-- START --
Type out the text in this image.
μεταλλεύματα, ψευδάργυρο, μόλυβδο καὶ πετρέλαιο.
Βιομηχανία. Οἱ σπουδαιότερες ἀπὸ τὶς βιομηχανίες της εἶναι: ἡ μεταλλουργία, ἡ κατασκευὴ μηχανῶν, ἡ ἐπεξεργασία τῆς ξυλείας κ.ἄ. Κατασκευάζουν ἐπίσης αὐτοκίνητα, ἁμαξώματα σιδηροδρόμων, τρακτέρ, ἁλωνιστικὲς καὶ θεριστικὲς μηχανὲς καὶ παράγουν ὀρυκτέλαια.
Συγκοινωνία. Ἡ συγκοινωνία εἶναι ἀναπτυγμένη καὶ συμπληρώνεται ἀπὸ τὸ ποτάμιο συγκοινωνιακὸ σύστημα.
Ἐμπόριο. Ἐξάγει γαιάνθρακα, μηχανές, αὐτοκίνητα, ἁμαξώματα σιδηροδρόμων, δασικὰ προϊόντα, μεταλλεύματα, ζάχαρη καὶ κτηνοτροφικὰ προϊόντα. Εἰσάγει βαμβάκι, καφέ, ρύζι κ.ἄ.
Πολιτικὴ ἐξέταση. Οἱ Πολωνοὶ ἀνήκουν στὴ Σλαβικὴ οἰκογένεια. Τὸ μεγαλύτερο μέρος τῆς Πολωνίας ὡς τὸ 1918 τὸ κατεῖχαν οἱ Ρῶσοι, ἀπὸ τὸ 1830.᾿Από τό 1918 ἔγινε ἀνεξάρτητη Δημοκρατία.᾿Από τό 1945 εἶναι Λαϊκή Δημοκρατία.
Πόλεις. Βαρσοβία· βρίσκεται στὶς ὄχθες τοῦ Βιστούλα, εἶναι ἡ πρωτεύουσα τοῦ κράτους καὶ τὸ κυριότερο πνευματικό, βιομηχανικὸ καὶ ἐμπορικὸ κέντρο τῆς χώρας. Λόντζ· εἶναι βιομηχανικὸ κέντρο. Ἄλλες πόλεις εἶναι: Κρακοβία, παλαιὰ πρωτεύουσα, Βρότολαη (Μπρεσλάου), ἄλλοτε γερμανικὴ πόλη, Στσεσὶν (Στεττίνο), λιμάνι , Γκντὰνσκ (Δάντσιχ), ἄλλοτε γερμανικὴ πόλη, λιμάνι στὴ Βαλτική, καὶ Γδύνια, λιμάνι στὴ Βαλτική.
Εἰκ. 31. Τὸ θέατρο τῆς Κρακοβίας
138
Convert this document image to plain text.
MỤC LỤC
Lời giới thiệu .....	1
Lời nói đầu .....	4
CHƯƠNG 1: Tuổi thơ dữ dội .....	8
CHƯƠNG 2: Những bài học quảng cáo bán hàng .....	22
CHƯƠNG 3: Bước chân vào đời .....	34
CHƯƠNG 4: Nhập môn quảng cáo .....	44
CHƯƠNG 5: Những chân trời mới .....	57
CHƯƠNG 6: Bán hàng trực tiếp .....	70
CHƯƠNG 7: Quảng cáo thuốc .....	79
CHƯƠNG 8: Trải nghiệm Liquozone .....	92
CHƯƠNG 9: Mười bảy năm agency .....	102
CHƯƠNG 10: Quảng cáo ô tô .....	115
-- END --
= Do this =
Return all of the entries word for word.

= Expected output =
Type out the text in this image.
μεταλλεύματα, ψευδάργυρο, μόλυβδο καὶ πετρέλαιο.
Βιομηχανία. Οἱ σπουδαιότερες ἀπὸ τὶς βιομηχανίες της εἶναι: ἡ μεταλλουργία, ἡ κατασκευὴ μηχανῶν, ἡ ἐπεξεργασία τῆς ξυλείας κ.ἄ. Κατασκευάζουν ἐπίσης αὐτοκίνητα, ἁμαξώματα σιδηροδρόμων, τρακτέρ, ἁλωνιστικὲς καὶ θεριστικὲς μηχανὲς καὶ παράγουν ὀρυκτέλαια.
Συγκοινωνία. Ἡ συγκοινωνία εἶναι ἀναπτυγμένη καὶ συμπληρώνεται ἀπὸ τὸ ποτάμιο συγκοινωνιακὸ σύστημα.
Ἐμπόριο. Ἐξάγει γαιάνθρακα, μηχανές, αὐτοκίνητα, ἁμαξώματα σιδηροδρόμων, δασικὰ προϊόντα, μεταλλεύματα, ζάχαρη καὶ κτηνοτροφικὰ προϊόντα. Εἰσάγει βαμβάκι, καφέ, ρύζι κ.ἄ.
Πολιτικὴ ἐξέταση. Οἱ Πολωνοὶ ἀνήκουν στὴ Σλαβικὴ οἰκογένεια. Τὸ μεγαλύτερο μέρος τῆς Πολωνίας ὡς τὸ 1918 τὸ κατεῖχαν οἱ Ρῶσοι, ἀπὸ τὸ 1830.᾿Από τό 1918 ἔγινε ἀνεξάρτητη Δημοκρατία.᾿Από τό 1945 εἶναι Λαϊκή Δημοκρατία.
Πόλεις. Βαρσοβία· βρίσκεται στὶς ὄχθες τοῦ Βιστούλα, εἶναι ἡ πρωτεύουσα τοῦ κράτους καὶ τὸ κυριότερο πνευματικό, βιομηχανικὸ καὶ ἐμπορικὸ κέντρο τῆς χώρας. Λόντζ· εἶναι βιομηχανικὸ κέντρο. Ἄλλες πόλεις εἶναι: Κρακοβία, παλαιὰ πρωτεύουσα, Βρότολαη (Μπρεσλάου), ἄλλοτε γερμανικὴ πόλη, Στσεσὶν (Στεττίνο), λιμάνι , Γκντὰνσκ (Δάντσιχ), ἄλλοτε γερμανικὴ πόλη, λιμάνι στὴ Βαλτική, καὶ Γδύνια, λιμάνι στὴ Βαλτική.
Εἰκ. 31. Τὸ θέατρο τῆς Κρακοβίας
138
Convert this document image to plain text.
MỤC LỤC
Lời giới thiệu .....	1
Lời nói đầu .....	4
CHƯƠNG 1: Tuổi thơ dữ dội .....	8
CHƯƠNG 2: Những bài học quảng cáo bán hàng .....	22
CHƯƠNG 3: Bước chân vào đời .....	34
CHƯƠNG 4: Nhập môn quảng cáo .....	44
CHƯƠNG 5: Những chân trời mới .....	57
CHƯƠNG 6: Bán hàng trực tiếp .....	70
CHƯƠNG 7: Quảng cáo thuốc .....	79
CHƯƠNG 8: Trải nghiệm Liquozone .....	92
CHƯƠNG 9: Mười bảy năm agency .....	102
CHƯƠNG 10: Quảng cáo ô tô .....	115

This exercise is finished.